> DIRECTION: From the entries below, copy every line that holds the word "Безопасность".

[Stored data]
▬▬▬▬▬▬▬▬▬▬
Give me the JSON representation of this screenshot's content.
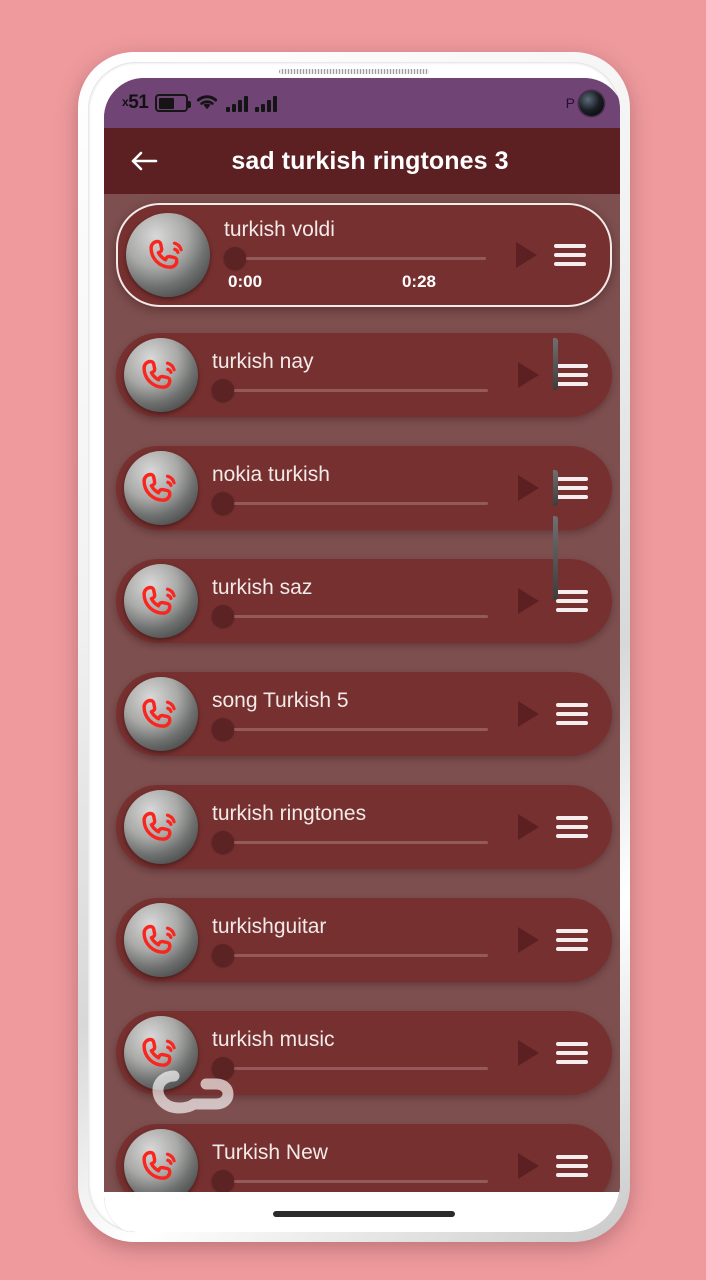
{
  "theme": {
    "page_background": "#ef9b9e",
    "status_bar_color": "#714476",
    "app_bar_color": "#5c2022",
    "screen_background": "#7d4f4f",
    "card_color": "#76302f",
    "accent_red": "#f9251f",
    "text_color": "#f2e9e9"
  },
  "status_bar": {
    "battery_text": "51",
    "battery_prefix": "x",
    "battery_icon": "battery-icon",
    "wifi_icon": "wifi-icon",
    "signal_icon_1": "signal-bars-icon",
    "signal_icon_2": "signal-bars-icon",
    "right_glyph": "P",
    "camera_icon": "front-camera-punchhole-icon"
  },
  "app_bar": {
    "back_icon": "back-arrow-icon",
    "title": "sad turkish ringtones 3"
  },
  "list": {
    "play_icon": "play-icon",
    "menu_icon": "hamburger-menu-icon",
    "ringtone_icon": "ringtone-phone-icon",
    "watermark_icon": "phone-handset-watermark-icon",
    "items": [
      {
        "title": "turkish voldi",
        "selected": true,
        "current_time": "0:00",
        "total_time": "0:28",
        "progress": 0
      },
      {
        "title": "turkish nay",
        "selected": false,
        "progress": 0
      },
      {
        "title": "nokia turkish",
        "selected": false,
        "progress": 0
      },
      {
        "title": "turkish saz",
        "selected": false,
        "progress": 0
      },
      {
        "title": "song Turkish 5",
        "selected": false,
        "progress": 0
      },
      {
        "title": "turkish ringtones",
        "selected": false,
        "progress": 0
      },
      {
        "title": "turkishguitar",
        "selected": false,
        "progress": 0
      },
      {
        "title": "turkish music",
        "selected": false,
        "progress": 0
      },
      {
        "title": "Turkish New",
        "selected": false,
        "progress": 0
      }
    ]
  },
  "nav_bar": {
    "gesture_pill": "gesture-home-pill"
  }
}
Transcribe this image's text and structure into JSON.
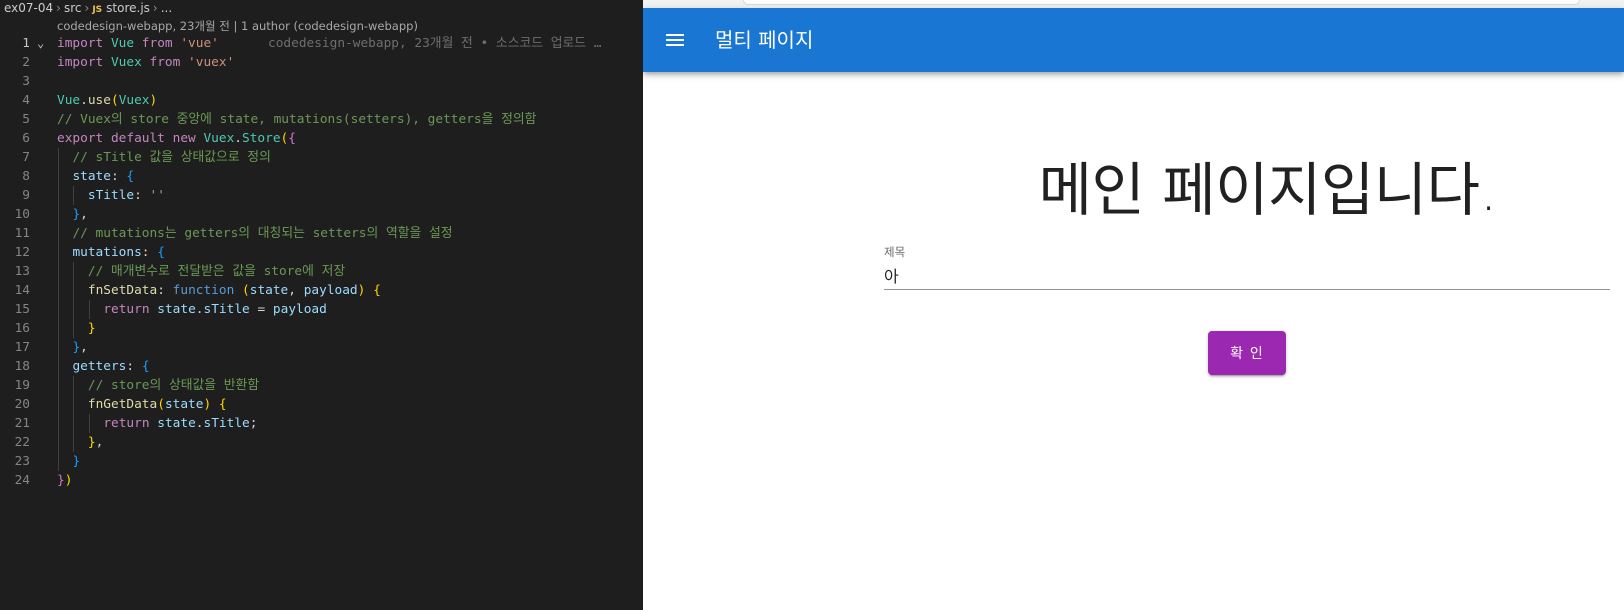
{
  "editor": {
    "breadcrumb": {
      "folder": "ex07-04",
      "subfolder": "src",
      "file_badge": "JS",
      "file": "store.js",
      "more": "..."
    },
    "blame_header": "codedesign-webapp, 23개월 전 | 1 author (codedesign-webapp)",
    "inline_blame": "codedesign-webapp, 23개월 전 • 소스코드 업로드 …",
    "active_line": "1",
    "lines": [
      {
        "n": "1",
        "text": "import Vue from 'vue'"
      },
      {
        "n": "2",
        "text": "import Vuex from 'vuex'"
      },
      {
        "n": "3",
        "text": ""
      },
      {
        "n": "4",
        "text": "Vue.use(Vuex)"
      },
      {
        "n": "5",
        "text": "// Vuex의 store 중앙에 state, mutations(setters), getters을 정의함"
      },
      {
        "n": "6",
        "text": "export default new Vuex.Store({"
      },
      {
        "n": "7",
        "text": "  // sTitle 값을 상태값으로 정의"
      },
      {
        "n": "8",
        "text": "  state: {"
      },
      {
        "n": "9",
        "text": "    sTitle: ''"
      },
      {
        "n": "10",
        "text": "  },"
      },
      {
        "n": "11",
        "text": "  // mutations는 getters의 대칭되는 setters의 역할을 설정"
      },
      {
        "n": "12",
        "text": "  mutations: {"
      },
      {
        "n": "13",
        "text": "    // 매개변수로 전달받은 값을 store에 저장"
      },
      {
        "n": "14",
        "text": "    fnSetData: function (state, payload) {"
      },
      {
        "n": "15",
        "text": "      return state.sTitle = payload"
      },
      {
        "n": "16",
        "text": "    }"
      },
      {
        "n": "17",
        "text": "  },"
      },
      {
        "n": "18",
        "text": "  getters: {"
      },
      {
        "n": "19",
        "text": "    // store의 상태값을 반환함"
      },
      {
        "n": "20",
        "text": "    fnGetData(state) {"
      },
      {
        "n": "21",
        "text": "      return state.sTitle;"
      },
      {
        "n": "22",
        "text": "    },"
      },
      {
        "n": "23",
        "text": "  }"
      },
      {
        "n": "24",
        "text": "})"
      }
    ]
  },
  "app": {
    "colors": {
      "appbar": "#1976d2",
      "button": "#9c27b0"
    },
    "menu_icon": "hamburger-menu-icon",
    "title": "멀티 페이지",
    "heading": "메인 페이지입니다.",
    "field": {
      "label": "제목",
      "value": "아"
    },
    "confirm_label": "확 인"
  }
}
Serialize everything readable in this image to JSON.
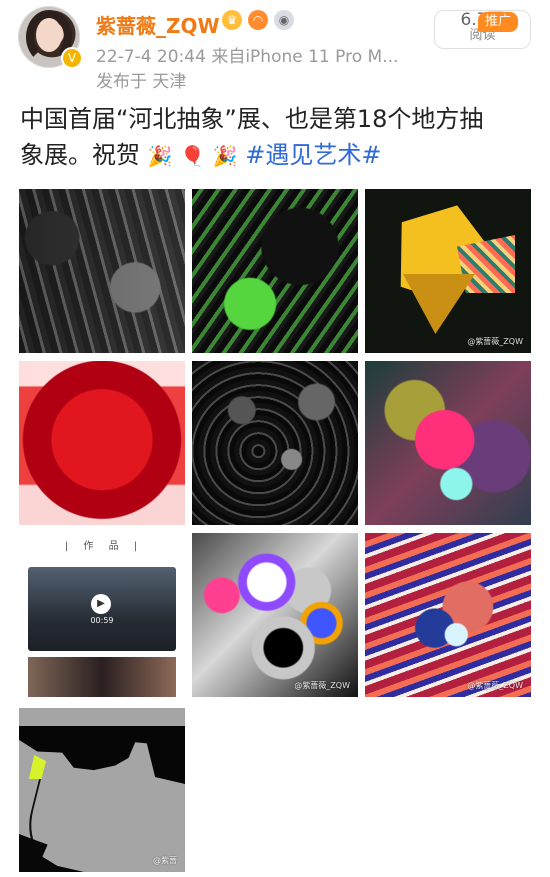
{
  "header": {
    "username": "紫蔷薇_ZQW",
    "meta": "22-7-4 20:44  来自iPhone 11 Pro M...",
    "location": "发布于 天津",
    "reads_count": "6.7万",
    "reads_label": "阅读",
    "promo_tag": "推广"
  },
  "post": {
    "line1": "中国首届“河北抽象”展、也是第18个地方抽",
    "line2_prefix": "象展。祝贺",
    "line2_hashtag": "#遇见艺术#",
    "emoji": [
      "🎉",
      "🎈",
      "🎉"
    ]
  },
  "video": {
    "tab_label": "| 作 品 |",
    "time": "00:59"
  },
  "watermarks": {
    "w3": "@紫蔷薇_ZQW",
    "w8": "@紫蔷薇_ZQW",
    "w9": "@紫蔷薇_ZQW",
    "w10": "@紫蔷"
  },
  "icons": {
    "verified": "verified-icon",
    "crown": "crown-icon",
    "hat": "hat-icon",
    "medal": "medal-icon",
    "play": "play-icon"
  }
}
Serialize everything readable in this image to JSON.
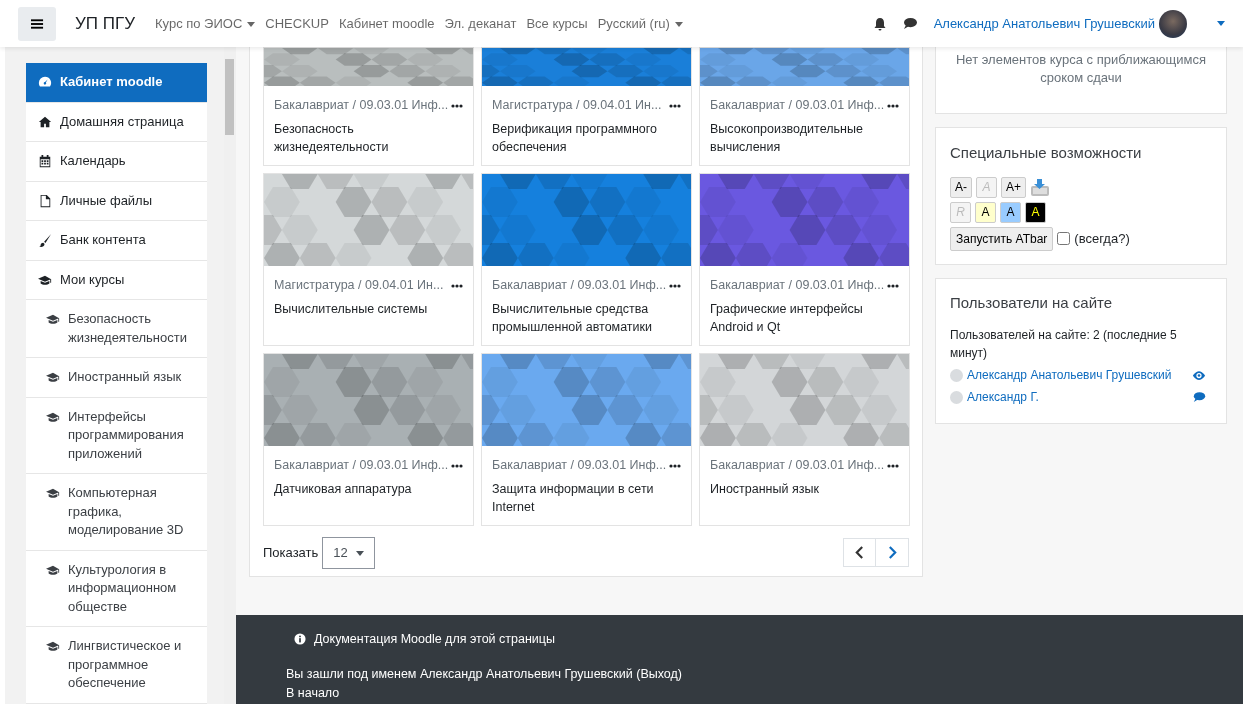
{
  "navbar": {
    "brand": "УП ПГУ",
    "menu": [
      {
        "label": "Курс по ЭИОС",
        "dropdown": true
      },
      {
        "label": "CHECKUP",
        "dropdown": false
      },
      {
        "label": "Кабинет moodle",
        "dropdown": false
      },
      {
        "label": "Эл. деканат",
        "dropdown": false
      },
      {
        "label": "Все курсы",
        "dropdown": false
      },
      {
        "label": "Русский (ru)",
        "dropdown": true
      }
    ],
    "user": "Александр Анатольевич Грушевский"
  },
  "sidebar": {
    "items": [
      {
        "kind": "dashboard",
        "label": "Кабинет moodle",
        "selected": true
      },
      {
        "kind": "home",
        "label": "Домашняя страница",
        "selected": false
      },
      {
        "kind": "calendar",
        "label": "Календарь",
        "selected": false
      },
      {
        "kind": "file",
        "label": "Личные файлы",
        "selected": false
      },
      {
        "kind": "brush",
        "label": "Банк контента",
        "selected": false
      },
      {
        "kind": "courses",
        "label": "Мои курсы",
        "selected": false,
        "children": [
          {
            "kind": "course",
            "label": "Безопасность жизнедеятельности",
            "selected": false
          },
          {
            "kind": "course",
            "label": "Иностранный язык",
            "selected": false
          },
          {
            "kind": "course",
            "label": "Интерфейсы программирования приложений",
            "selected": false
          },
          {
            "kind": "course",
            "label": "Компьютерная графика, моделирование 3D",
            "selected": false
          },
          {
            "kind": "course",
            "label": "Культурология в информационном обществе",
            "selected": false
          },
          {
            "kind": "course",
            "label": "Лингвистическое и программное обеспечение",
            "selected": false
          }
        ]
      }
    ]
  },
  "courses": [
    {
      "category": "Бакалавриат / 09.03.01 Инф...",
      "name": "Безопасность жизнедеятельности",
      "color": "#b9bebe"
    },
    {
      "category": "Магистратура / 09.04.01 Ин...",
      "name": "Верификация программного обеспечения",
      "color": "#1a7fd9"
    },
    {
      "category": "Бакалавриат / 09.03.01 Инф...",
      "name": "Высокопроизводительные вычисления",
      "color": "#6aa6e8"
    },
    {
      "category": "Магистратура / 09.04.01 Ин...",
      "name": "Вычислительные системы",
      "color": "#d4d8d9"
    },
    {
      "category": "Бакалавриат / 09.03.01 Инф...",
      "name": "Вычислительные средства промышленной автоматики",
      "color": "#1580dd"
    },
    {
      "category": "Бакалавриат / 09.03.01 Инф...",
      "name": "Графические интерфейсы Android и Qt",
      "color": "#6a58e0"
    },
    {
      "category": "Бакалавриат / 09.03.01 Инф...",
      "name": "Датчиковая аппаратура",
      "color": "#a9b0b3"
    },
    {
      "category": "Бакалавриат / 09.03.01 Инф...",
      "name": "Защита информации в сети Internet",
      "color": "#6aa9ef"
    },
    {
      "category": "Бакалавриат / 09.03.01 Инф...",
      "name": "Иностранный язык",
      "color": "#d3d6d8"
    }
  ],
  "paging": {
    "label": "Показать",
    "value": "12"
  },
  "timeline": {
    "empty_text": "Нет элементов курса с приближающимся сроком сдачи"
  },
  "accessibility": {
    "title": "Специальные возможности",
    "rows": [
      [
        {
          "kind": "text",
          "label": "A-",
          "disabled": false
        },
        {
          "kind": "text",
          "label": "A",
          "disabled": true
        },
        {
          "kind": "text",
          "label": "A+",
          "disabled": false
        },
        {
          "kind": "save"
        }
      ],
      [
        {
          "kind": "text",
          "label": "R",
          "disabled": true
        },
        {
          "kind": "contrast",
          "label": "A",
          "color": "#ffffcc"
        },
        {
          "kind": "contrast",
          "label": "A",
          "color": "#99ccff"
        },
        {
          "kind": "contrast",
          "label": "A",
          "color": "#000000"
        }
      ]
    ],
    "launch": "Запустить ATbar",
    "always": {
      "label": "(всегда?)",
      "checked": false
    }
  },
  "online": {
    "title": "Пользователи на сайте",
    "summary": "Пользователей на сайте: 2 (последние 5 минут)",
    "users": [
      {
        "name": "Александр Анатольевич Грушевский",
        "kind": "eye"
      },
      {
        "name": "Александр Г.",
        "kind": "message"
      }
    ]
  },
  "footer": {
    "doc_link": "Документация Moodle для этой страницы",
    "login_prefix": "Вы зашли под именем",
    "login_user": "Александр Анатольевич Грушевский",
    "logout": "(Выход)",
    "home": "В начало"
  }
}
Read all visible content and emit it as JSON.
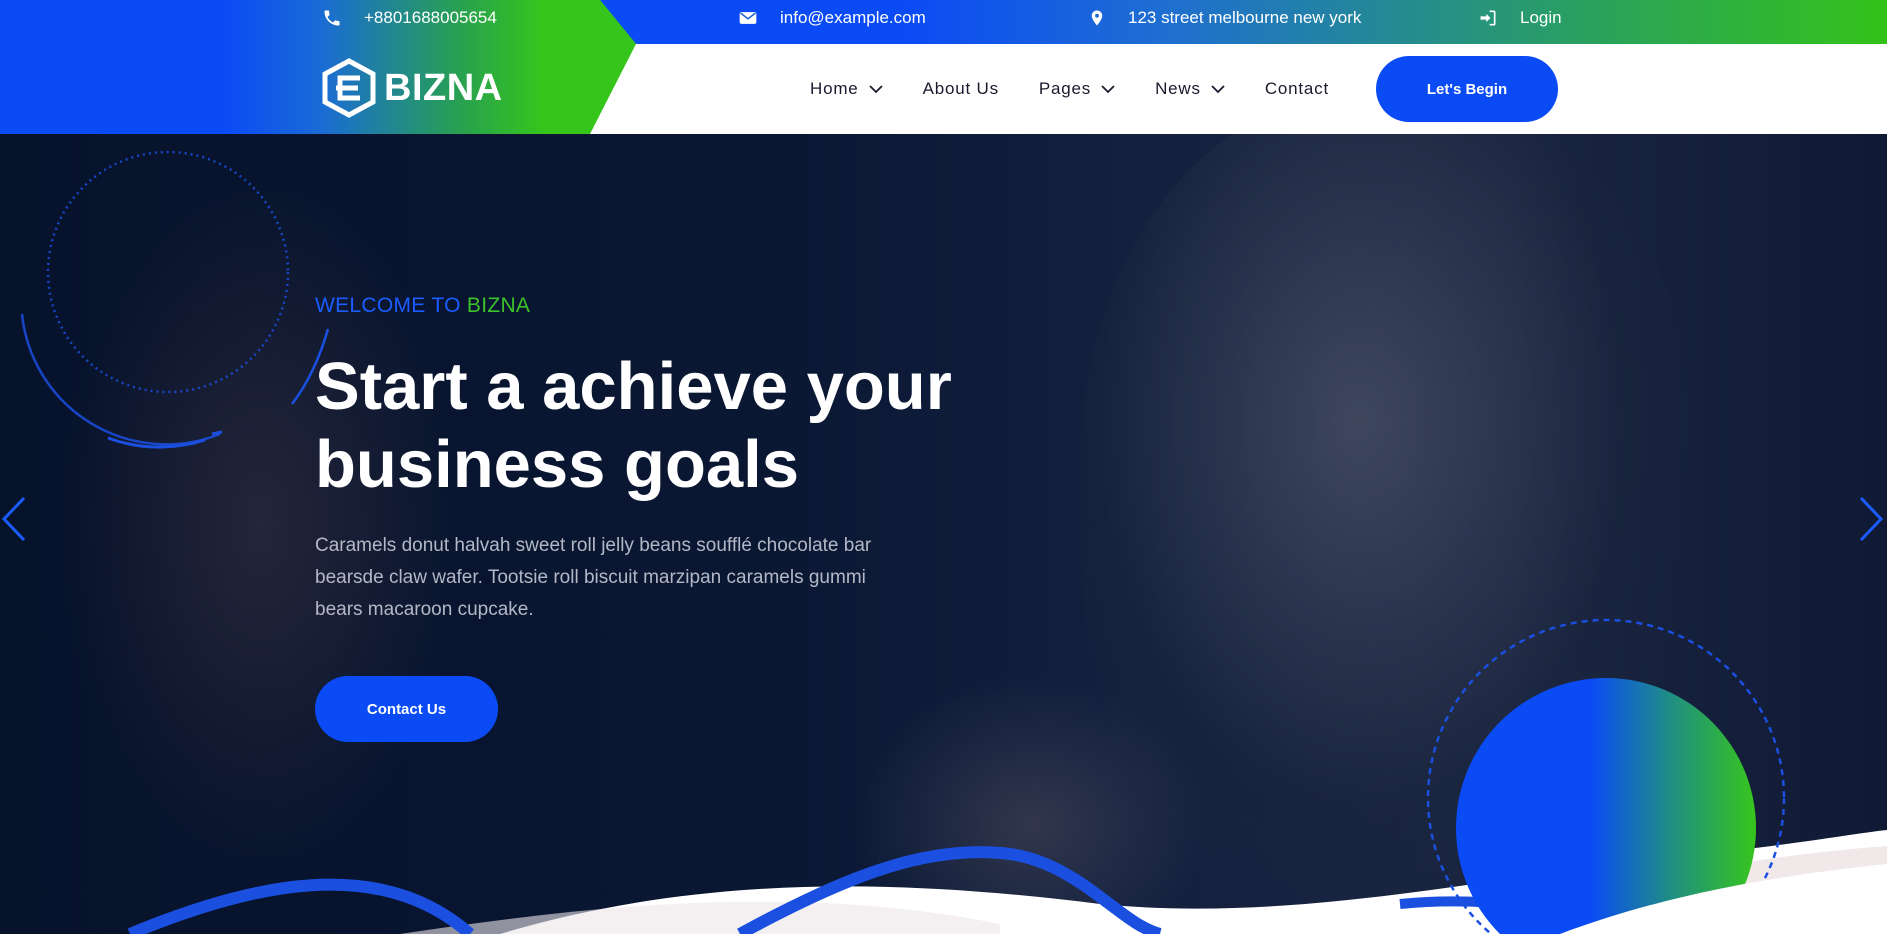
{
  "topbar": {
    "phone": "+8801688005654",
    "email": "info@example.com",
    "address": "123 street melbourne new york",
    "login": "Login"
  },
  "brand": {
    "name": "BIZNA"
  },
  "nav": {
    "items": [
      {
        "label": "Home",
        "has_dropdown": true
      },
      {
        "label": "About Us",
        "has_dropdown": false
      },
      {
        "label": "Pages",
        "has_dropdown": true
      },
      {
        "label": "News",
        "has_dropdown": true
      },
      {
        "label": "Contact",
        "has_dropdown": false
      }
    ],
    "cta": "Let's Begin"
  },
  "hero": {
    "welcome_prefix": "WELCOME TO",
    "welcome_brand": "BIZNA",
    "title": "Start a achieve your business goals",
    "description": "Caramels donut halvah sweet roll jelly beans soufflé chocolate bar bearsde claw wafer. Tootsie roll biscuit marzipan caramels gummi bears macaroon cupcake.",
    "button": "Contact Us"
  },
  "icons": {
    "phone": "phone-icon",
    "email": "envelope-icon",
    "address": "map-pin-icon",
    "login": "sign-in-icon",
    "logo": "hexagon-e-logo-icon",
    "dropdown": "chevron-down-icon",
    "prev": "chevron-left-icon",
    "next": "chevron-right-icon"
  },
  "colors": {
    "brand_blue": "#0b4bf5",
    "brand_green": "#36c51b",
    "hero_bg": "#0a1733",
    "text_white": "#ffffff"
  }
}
▬▬▬▬▬▬▬▬▬▬
> ANSWER FOR THIS EXERCISE:
            "label": "Безопасность жизнедеятельности",
      "name": "Безопасность жизнедеятельности",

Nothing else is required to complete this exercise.